# PROBLEM TO WORK ON:
Retype each line exactly. Skip images.

━━━━━━━━

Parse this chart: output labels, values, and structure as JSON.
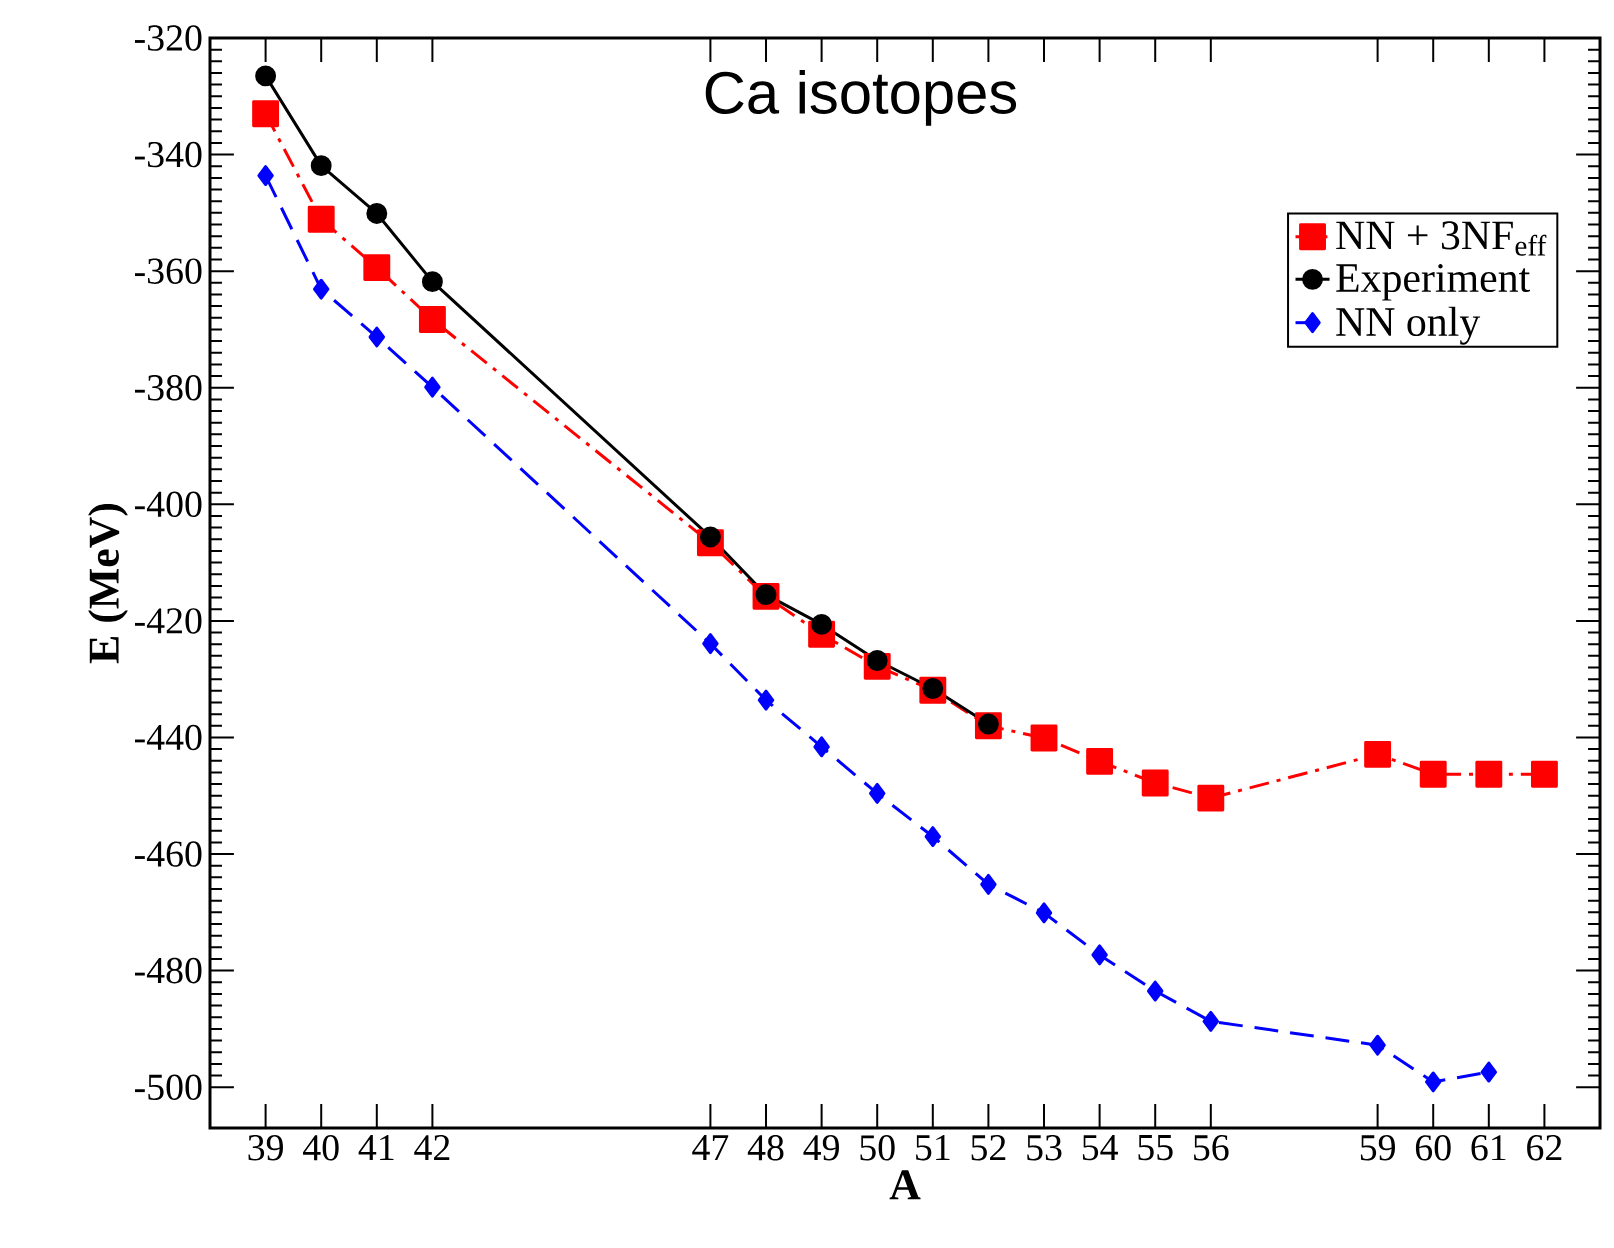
{
  "chart_data": {
    "type": "line",
    "title": "Ca isotopes",
    "xlabel": "A",
    "ylabel": "E (MeV)",
    "xlim": [
      38,
      63
    ],
    "ylim": [
      -507,
      -320
    ],
    "xticks": [
      39,
      40,
      41,
      42,
      47,
      48,
      49,
      50,
      51,
      52,
      53,
      54,
      55,
      56,
      59,
      60,
      61,
      62
    ],
    "yticks": [
      -320,
      -340,
      -360,
      -380,
      -400,
      -420,
      -440,
      -460,
      -480,
      -500
    ],
    "grid": false,
    "legend": "top right",
    "series": [
      {
        "name": "NN + 3NF$_{eff}$",
        "color": "#ff0000",
        "marker": "square",
        "line_style": "dashdot",
        "x": [
          39,
          40,
          41,
          42,
          47,
          48,
          49,
          50,
          51,
          52,
          53,
          54,
          55,
          56,
          59,
          60,
          61,
          62
        ],
        "values": [
          -333,
          -351.1,
          -359.4,
          -368.3,
          -406.6,
          -415.8,
          -422.3,
          -427.8,
          -431.9,
          -438,
          -440.1,
          -444.1,
          -447.8,
          -450.4,
          -442.9,
          -446.3,
          -446.3,
          -446.3
        ]
      },
      {
        "name": "Experiment",
        "color": "#000000",
        "marker": "circle",
        "line_style": "solid",
        "x": [
          39,
          40,
          41,
          42,
          47,
          48,
          49,
          50,
          51,
          52
        ],
        "values": [
          -326.5,
          -341.9,
          -350.1,
          -361.8,
          -405.6,
          -415.5,
          -420.6,
          -426.8,
          -431.6,
          -437.7
        ]
      },
      {
        "name": "NN only",
        "color": "#0000ff",
        "marker": "diamond",
        "line_style": "dashed",
        "x": [
          39,
          40,
          41,
          42,
          47,
          48,
          49,
          50,
          51,
          52,
          53,
          54,
          55,
          56,
          59,
          60,
          61
        ],
        "values": [
          -343.6,
          -363.1,
          -371.3,
          -379.9,
          -423.9,
          -433.6,
          -441.6,
          -449.6,
          -457,
          -465.2,
          -470.1,
          -477.3,
          -483.5,
          -488.7,
          -492.8,
          -499.1,
          -497.4
        ]
      }
    ]
  }
}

━━━━━━━━

# WRITTEN RESPONSE:
Parse this chart: output labels, values, and structure as JSON.
{
  "chart_data": {
    "type": "line",
    "title": "Ca isotopes",
    "xlabel": "A",
    "ylabel": "E (MeV)",
    "xlim": [
      38,
      63
    ],
    "ylim": [
      -507,
      -320
    ],
    "xticks": [
      39,
      40,
      41,
      42,
      47,
      48,
      49,
      50,
      51,
      52,
      53,
      54,
      55,
      56,
      59,
      60,
      61,
      62
    ],
    "yticks": [
      -320,
      -340,
      -360,
      -380,
      -400,
      -420,
      -440,
      -460,
      -480,
      -500
    ],
    "grid": false,
    "legend": "top right",
    "series": [
      {
        "name": "NN + 3NF$_{eff}$",
        "color": "#ff0000",
        "marker": "square",
        "line_style": "dashdot",
        "x": [
          39,
          40,
          41,
          42,
          47,
          48,
          49,
          50,
          51,
          52,
          53,
          54,
          55,
          56,
          59,
          60,
          61,
          62
        ],
        "values": [
          -333,
          -351.1,
          -359.4,
          -368.3,
          -406.6,
          -415.8,
          -422.3,
          -427.8,
          -431.9,
          -438,
          -440.1,
          -444.1,
          -447.8,
          -450.4,
          -442.9,
          -446.3,
          -446.3,
          -446.3
        ]
      },
      {
        "name": "Experiment",
        "color": "#000000",
        "marker": "circle",
        "line_style": "solid",
        "x": [
          39,
          40,
          41,
          42,
          47,
          48,
          49,
          50,
          51,
          52
        ],
        "values": [
          -326.5,
          -341.9,
          -350.1,
          -361.8,
          -405.6,
          -415.5,
          -420.6,
          -426.8,
          -431.6,
          -437.7
        ]
      },
      {
        "name": "NN only",
        "color": "#0000ff",
        "marker": "diamond",
        "line_style": "dashed",
        "x": [
          39,
          40,
          41,
          42,
          47,
          48,
          49,
          50,
          51,
          52,
          53,
          54,
          55,
          56,
          59,
          60,
          61
        ],
        "values": [
          -343.6,
          -363.1,
          -371.3,
          -379.9,
          -423.9,
          -433.6,
          -441.6,
          -449.6,
          -457,
          -465.2,
          -470.1,
          -477.3,
          -483.5,
          -488.7,
          -492.8,
          -499.1,
          -497.4
        ]
      }
    ]
  }
}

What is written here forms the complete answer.